(Dataset items)

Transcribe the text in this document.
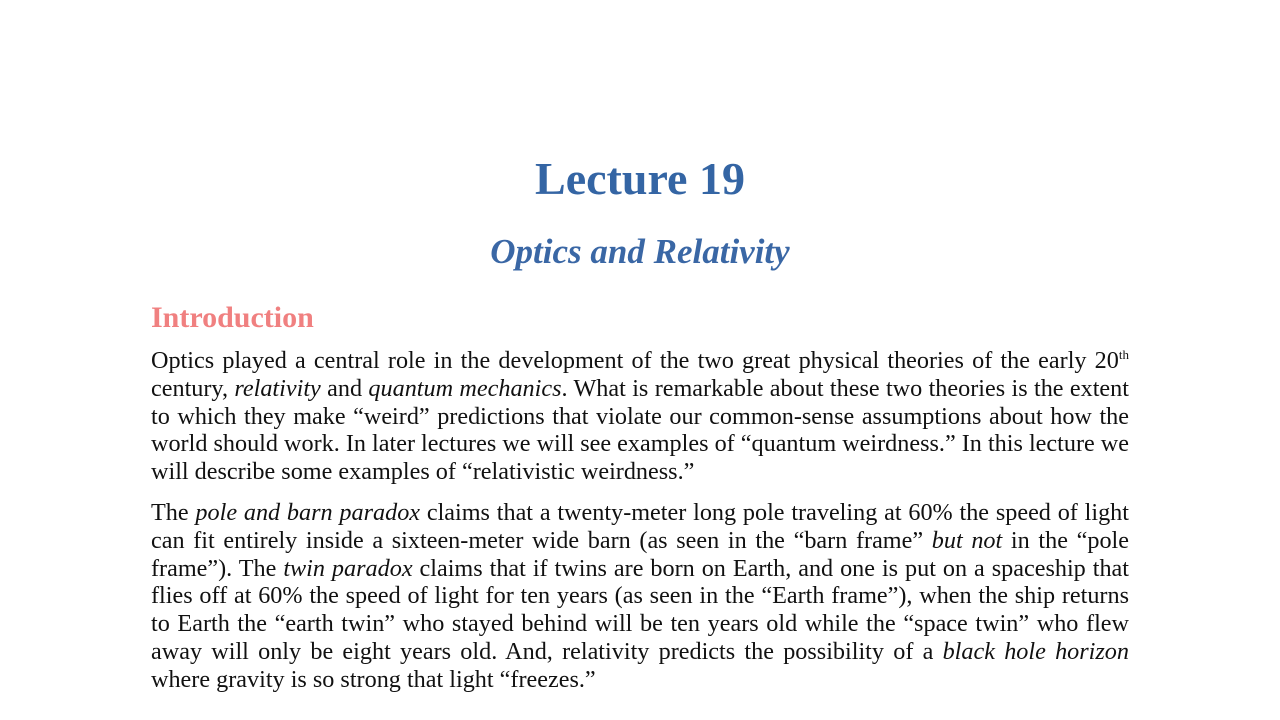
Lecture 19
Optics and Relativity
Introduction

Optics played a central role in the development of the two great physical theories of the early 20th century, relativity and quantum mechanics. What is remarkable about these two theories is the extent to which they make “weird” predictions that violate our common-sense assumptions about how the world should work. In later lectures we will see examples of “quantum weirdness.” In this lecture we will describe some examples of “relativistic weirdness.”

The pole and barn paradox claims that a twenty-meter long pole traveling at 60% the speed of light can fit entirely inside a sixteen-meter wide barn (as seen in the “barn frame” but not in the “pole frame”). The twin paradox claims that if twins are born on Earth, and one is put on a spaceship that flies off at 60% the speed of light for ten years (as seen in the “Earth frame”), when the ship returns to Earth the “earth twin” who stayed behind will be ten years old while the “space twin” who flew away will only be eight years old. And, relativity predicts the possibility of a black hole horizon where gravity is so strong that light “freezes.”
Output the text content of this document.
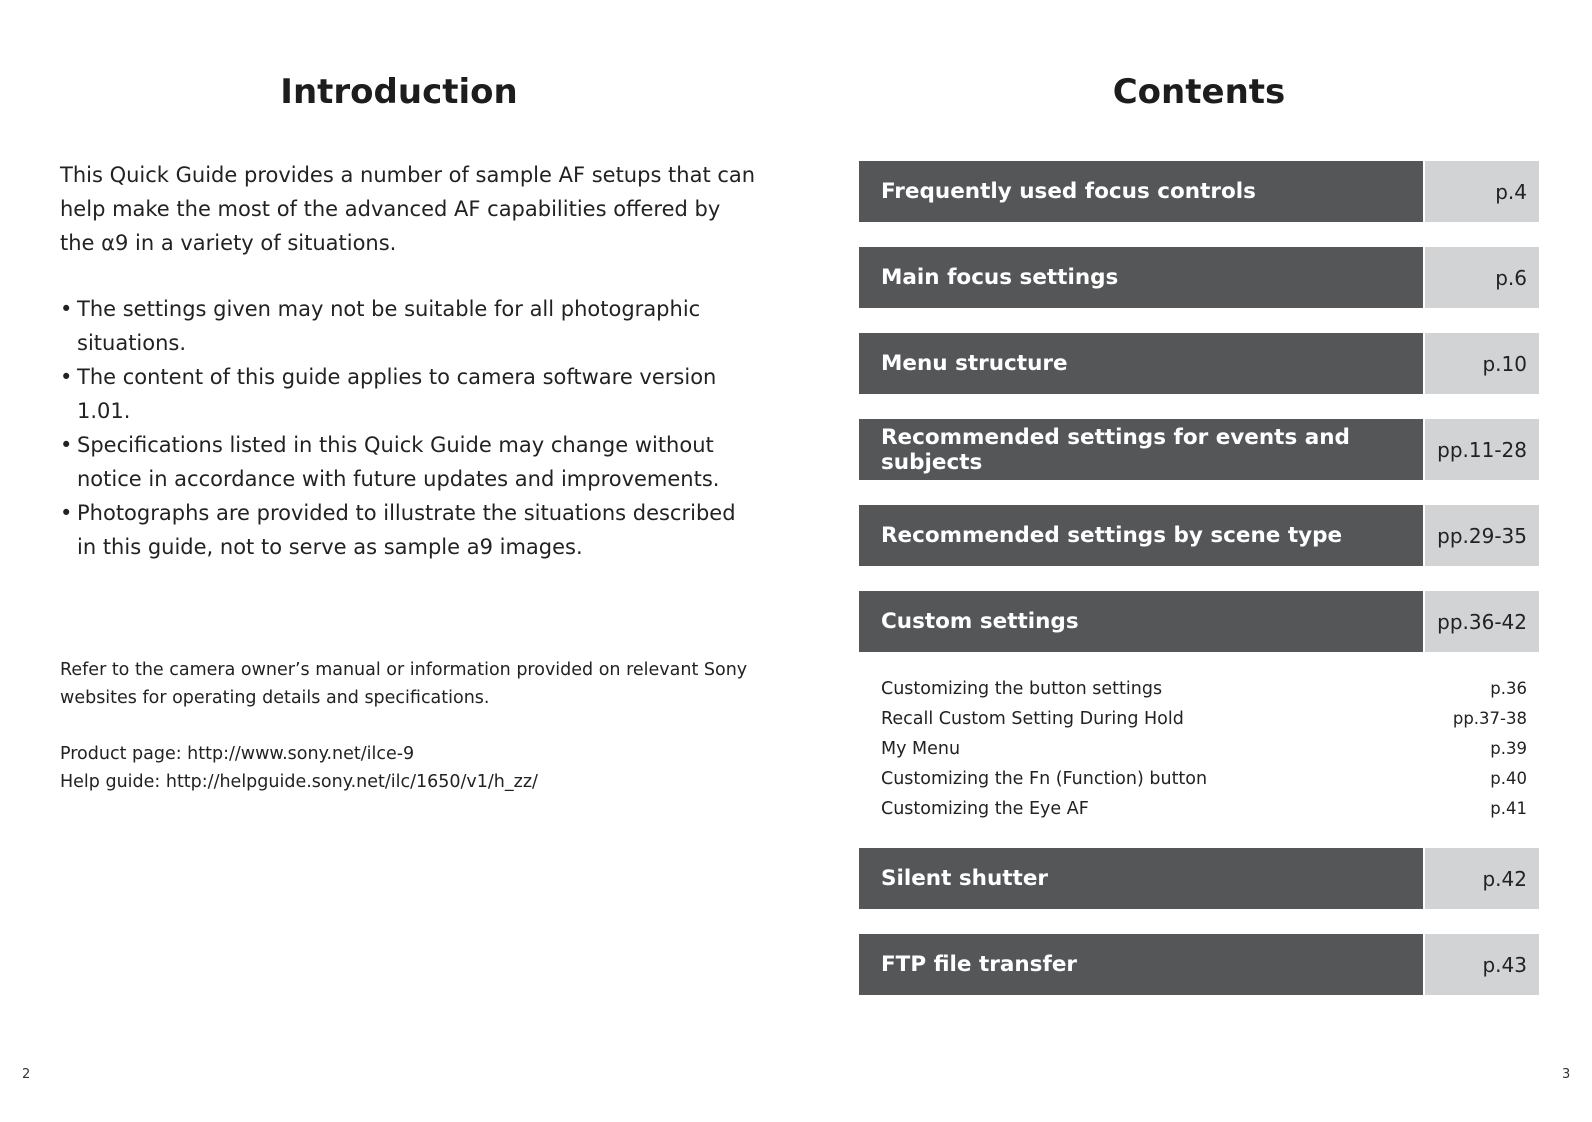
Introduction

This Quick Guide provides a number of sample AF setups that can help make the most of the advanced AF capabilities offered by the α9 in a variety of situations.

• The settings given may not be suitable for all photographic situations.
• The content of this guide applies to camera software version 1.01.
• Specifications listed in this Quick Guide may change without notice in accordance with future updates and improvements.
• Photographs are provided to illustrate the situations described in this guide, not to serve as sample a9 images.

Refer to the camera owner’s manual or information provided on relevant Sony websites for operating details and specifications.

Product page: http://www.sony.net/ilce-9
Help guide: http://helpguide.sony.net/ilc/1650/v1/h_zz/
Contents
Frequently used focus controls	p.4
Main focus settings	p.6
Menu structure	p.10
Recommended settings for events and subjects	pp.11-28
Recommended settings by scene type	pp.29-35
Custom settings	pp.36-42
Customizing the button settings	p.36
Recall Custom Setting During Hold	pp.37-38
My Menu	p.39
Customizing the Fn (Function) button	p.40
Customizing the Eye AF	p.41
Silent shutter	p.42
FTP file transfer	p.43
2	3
==
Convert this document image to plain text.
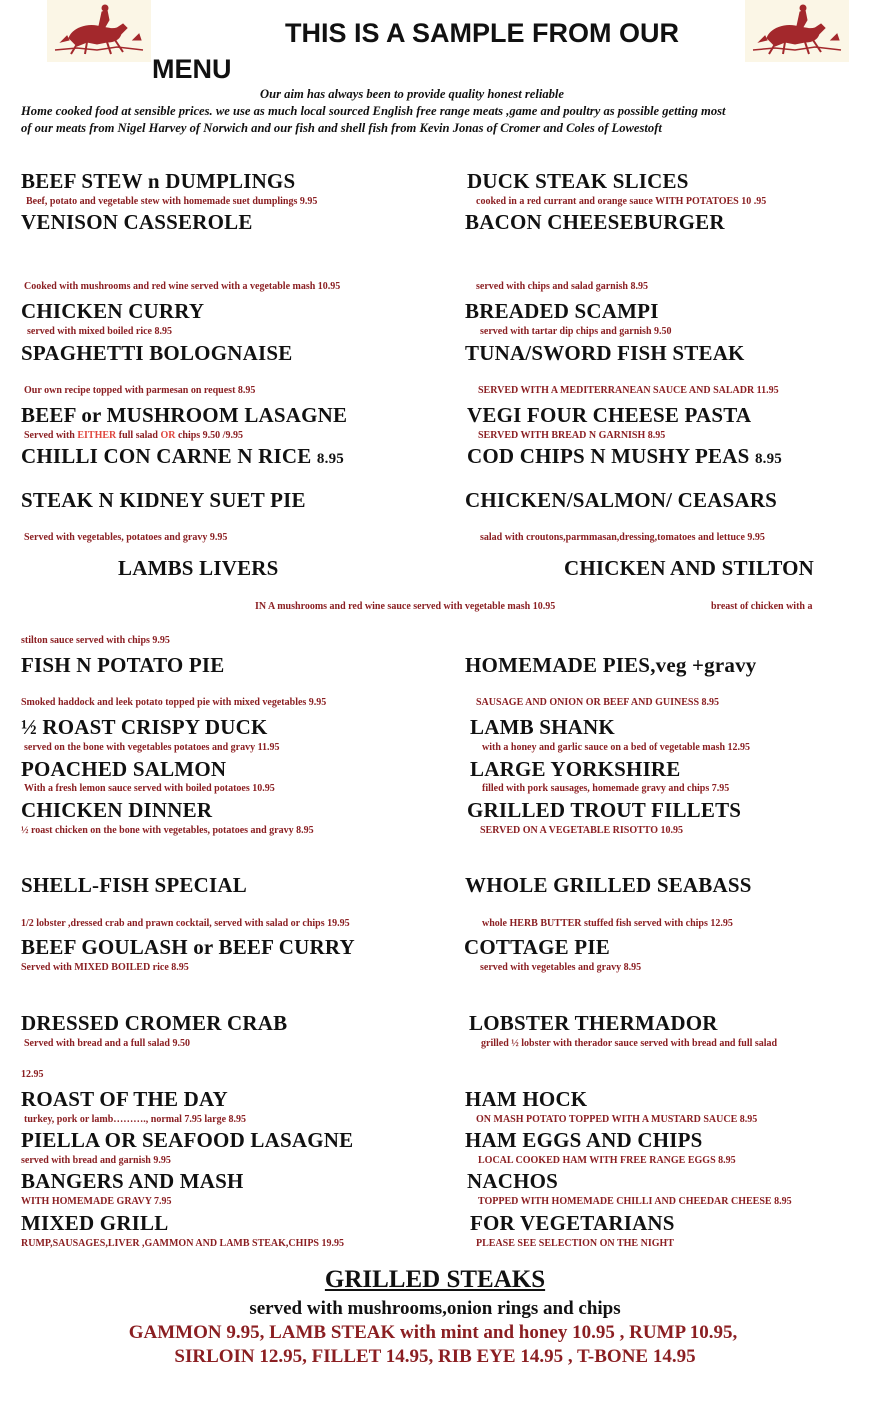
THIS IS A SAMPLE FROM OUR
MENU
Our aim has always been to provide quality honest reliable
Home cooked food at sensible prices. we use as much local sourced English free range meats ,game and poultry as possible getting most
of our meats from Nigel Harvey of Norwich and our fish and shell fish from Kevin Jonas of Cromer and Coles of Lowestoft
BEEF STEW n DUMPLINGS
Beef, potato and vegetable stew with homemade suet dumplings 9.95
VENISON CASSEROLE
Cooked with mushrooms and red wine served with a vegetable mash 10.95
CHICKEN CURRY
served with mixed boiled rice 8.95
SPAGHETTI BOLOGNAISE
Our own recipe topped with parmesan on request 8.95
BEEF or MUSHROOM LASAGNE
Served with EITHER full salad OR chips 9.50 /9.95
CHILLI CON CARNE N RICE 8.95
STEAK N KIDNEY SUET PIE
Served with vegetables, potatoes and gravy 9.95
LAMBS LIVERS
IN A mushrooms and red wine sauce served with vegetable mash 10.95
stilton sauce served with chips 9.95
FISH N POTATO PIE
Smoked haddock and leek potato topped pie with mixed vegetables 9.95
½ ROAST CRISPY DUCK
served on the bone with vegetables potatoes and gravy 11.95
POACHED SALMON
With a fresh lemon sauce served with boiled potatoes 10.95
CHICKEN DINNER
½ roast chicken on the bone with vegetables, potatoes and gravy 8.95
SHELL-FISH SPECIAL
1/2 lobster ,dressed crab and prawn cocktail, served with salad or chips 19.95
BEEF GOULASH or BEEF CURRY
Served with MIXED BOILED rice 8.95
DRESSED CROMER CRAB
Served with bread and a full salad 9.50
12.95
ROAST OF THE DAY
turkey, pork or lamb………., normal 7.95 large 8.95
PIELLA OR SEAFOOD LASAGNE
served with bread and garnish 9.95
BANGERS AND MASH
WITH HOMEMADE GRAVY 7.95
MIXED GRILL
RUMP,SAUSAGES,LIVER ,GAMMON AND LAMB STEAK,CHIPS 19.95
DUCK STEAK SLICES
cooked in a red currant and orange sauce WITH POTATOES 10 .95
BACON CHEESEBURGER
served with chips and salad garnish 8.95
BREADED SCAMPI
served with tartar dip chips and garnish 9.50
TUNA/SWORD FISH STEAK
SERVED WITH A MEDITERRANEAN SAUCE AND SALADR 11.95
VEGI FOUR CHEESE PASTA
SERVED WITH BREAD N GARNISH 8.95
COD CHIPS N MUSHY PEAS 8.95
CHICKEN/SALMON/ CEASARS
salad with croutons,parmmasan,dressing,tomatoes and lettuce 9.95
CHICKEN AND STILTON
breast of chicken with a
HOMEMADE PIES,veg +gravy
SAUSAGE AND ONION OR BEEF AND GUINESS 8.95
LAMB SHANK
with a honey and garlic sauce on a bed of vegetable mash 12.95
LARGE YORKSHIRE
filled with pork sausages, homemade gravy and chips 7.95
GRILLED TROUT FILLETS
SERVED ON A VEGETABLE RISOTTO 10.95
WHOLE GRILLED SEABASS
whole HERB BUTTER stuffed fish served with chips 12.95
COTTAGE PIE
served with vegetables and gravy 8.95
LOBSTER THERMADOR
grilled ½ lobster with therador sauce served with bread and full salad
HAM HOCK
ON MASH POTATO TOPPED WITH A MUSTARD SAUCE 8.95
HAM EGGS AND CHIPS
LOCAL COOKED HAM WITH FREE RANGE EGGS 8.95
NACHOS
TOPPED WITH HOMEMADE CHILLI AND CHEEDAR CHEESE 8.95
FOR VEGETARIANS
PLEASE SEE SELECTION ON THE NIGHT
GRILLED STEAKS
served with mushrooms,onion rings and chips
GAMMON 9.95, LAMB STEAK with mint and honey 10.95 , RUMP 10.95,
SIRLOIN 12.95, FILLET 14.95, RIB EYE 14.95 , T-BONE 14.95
--
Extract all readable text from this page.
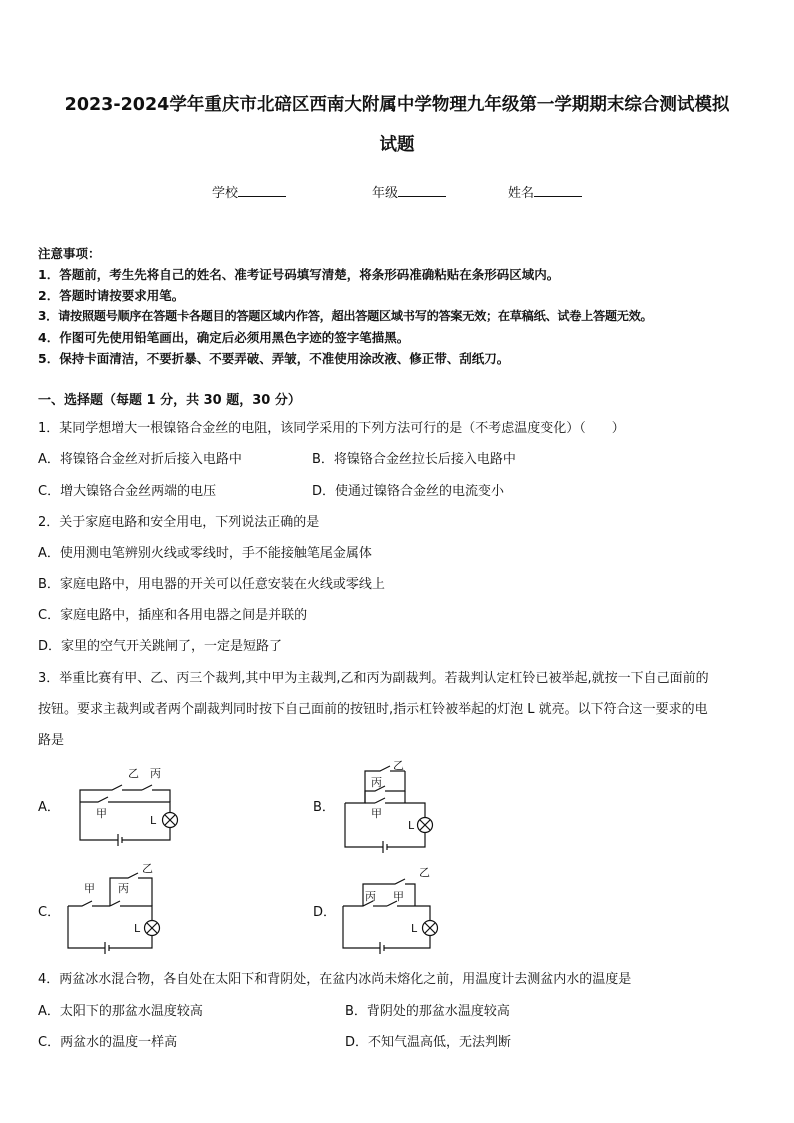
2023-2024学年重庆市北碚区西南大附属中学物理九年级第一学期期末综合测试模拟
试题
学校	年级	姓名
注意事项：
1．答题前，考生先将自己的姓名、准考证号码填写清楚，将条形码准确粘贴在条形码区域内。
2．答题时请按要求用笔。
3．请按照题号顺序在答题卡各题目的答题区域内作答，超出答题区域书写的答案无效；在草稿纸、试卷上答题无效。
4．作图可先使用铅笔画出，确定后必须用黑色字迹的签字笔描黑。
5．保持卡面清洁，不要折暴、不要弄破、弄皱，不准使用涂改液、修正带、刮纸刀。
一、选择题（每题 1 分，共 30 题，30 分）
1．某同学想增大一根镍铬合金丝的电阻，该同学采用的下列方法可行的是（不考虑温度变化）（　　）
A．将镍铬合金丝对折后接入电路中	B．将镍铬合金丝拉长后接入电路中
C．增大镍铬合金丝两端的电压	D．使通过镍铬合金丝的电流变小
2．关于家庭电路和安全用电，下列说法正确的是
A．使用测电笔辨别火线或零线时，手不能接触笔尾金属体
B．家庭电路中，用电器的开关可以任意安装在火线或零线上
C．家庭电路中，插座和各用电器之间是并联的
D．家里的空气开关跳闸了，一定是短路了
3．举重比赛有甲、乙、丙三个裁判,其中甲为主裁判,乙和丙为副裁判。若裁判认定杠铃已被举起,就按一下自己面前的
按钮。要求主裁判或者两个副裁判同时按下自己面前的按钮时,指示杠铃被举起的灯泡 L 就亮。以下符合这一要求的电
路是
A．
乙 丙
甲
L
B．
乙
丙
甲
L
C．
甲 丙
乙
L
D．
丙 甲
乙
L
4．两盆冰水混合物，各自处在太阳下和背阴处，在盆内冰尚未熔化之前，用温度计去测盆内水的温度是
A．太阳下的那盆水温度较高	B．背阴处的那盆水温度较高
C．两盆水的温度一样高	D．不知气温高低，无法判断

*Exercise instructions*
In the material above, find the lines that contain "text" and show them.

*Correct result*
Transcribe the text in this document.
Output the text content of this document.
Convert this document image to plain text.
Extract all readable text from this page.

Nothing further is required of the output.